[TASK GOAL]
Copy everything from the start of the records down to the line containing "session-cell: Subject Practical: [622, 808, 813, 1130]", substituting "event-cell" for each "session-cell" and leaving all else unchanged.

[DATASET]

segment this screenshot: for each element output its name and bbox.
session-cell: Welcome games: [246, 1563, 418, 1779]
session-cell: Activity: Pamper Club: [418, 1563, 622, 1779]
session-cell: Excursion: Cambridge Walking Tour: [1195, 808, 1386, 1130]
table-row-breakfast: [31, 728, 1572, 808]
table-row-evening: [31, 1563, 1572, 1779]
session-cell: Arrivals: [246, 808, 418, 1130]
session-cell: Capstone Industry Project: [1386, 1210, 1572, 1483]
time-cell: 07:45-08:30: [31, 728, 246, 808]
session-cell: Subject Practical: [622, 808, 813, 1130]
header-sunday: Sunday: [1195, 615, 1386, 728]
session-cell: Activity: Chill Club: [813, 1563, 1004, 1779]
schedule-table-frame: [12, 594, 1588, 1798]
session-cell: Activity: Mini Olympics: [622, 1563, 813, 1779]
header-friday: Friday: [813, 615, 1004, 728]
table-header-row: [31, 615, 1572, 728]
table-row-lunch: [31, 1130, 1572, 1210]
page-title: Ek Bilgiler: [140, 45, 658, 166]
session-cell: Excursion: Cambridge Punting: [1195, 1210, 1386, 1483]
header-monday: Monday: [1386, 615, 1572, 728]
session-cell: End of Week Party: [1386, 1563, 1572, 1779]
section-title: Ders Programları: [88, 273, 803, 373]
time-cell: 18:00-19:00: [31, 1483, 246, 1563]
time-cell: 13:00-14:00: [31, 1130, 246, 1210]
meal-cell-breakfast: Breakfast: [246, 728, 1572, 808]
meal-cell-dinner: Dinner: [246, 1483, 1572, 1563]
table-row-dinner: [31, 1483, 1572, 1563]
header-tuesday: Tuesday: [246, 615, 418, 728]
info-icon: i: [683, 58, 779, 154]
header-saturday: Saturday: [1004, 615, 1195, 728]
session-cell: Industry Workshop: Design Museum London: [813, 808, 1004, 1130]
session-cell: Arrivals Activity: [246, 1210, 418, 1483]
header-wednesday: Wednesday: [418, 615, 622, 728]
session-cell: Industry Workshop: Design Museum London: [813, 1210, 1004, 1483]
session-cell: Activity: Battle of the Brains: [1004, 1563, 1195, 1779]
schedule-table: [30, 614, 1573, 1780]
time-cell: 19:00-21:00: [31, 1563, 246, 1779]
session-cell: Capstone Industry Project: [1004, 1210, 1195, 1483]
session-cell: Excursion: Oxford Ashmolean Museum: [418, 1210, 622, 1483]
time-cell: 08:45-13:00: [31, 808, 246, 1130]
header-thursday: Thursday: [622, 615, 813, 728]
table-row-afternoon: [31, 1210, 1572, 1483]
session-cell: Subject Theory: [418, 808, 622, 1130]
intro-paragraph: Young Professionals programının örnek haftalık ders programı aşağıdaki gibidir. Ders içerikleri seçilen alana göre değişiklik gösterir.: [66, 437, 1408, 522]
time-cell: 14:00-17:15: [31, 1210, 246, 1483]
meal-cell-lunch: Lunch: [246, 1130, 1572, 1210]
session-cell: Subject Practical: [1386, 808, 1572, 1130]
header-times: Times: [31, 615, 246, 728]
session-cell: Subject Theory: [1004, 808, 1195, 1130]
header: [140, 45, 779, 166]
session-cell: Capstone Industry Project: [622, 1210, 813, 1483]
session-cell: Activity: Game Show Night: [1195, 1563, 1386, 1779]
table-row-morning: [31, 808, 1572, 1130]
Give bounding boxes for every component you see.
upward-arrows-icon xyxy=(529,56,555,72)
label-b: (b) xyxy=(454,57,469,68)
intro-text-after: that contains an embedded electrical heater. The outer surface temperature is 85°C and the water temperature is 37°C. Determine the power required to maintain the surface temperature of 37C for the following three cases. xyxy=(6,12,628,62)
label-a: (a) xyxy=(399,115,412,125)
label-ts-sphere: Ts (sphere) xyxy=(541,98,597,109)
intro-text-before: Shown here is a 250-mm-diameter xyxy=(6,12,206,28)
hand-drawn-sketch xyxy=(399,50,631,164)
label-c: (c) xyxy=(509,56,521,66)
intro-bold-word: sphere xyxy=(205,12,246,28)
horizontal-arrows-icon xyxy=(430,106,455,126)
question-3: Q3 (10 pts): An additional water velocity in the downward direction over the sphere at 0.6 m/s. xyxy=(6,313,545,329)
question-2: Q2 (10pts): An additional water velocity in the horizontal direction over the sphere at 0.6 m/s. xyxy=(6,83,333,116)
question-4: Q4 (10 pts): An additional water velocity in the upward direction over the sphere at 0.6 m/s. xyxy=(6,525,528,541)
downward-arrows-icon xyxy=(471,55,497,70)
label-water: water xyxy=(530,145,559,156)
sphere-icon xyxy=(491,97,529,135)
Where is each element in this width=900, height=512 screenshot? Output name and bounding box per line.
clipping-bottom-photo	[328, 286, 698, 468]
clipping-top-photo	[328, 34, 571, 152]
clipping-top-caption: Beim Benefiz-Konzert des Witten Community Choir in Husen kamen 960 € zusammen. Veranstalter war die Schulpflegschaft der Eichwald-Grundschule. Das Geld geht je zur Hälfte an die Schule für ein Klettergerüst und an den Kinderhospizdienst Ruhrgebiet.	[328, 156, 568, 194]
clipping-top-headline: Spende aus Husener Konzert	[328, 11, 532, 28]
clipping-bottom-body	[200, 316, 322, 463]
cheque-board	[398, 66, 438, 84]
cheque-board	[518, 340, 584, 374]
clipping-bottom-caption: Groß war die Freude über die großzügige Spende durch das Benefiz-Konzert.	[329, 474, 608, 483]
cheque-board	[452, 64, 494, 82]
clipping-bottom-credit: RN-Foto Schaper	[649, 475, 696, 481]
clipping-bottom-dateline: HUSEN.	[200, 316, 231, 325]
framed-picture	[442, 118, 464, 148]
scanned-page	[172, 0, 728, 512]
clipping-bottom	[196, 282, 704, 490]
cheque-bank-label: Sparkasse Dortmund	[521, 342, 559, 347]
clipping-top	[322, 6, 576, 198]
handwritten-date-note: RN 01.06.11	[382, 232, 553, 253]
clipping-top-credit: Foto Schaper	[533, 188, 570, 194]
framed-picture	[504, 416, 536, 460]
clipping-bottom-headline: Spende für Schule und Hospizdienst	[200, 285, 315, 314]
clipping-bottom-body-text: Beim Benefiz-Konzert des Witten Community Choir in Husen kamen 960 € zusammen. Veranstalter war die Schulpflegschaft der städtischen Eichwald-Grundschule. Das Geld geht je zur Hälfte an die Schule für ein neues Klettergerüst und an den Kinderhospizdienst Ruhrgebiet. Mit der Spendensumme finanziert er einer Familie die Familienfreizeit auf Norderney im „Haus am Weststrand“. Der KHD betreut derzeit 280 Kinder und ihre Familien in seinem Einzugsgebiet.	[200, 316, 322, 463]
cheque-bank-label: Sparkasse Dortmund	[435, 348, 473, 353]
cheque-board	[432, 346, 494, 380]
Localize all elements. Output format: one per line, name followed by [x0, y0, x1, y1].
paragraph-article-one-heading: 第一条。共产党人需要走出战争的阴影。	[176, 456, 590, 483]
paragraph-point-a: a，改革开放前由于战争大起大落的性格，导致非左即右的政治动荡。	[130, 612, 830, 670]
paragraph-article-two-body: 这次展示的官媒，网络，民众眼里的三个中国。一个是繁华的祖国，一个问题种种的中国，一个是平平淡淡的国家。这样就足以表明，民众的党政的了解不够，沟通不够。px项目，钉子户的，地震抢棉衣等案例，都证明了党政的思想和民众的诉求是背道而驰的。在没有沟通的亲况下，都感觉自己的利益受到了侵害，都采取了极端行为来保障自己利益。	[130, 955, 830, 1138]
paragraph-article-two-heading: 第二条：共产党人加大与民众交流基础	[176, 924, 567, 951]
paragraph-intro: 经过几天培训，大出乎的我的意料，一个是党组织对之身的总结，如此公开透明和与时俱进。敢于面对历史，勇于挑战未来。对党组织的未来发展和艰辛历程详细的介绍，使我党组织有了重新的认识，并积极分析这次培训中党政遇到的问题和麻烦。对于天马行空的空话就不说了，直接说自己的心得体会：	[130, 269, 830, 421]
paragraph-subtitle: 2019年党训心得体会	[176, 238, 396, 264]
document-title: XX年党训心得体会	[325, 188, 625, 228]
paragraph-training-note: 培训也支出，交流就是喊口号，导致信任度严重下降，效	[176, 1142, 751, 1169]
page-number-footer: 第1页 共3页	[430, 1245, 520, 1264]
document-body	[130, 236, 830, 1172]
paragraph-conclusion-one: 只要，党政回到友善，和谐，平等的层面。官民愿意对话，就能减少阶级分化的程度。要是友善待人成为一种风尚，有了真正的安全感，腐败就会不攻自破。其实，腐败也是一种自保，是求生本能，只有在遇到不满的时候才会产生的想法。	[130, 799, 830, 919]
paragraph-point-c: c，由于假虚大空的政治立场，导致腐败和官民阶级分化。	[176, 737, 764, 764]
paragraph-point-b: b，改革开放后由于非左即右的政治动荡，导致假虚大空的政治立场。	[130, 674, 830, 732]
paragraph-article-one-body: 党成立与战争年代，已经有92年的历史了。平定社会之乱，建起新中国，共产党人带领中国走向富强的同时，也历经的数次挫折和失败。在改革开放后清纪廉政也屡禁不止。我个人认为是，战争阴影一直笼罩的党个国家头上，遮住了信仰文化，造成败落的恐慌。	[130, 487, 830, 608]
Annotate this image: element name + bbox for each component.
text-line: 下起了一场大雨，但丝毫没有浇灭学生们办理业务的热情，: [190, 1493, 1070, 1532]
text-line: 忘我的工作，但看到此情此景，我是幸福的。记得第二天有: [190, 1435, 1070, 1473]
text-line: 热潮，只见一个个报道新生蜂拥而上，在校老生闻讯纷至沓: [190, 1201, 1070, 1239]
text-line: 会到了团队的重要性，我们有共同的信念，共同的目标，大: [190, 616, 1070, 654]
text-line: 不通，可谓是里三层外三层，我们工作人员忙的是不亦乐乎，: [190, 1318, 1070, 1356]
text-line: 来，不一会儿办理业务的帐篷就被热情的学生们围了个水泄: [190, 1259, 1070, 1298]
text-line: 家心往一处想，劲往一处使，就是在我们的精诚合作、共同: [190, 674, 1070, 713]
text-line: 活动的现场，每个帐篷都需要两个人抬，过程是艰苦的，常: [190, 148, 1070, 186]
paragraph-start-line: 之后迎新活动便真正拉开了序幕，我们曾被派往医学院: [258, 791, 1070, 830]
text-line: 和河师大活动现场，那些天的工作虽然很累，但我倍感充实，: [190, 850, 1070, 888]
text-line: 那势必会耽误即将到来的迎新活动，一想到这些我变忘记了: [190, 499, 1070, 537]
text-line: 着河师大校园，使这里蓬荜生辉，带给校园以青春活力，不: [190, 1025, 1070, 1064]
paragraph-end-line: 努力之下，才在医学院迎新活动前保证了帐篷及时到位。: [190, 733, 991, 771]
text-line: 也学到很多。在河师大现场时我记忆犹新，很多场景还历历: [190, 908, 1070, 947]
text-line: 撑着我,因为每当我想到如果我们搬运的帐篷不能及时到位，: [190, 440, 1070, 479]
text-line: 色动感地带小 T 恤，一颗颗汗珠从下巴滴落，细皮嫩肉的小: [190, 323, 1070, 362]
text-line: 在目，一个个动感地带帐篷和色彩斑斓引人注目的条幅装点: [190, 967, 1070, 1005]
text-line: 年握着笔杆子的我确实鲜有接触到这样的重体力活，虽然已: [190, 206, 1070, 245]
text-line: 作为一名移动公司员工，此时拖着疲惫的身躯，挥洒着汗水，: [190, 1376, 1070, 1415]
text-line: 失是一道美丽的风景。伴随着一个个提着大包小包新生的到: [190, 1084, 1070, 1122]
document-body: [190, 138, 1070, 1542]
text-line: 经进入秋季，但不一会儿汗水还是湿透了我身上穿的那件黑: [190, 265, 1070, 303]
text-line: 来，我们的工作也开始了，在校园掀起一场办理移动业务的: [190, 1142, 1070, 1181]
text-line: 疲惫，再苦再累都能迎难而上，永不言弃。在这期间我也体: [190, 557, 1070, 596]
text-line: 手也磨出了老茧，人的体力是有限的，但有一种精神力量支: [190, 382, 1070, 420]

[ANSWER TO THIS PROBLEM]
segment this screenshot: for each element output its name and bbox.
event-cell: Welcome games: [246, 1563, 418, 1779]
event-cell: Activity: Pamper Club: [418, 1563, 622, 1779]
event-cell: Excursion: Cambridge Walking Tour: [1195, 808, 1386, 1130]
table-row-breakfast: [31, 728, 1572, 808]
table-row-evening: [31, 1563, 1572, 1779]
event-cell: Arrivals: [246, 808, 418, 1130]
event-cell: Capstone Industry Project: [1386, 1210, 1572, 1483]
time-cell: 07:45-08:30: [31, 728, 246, 808]
event-cell: Subject Practical: [622, 808, 813, 1130]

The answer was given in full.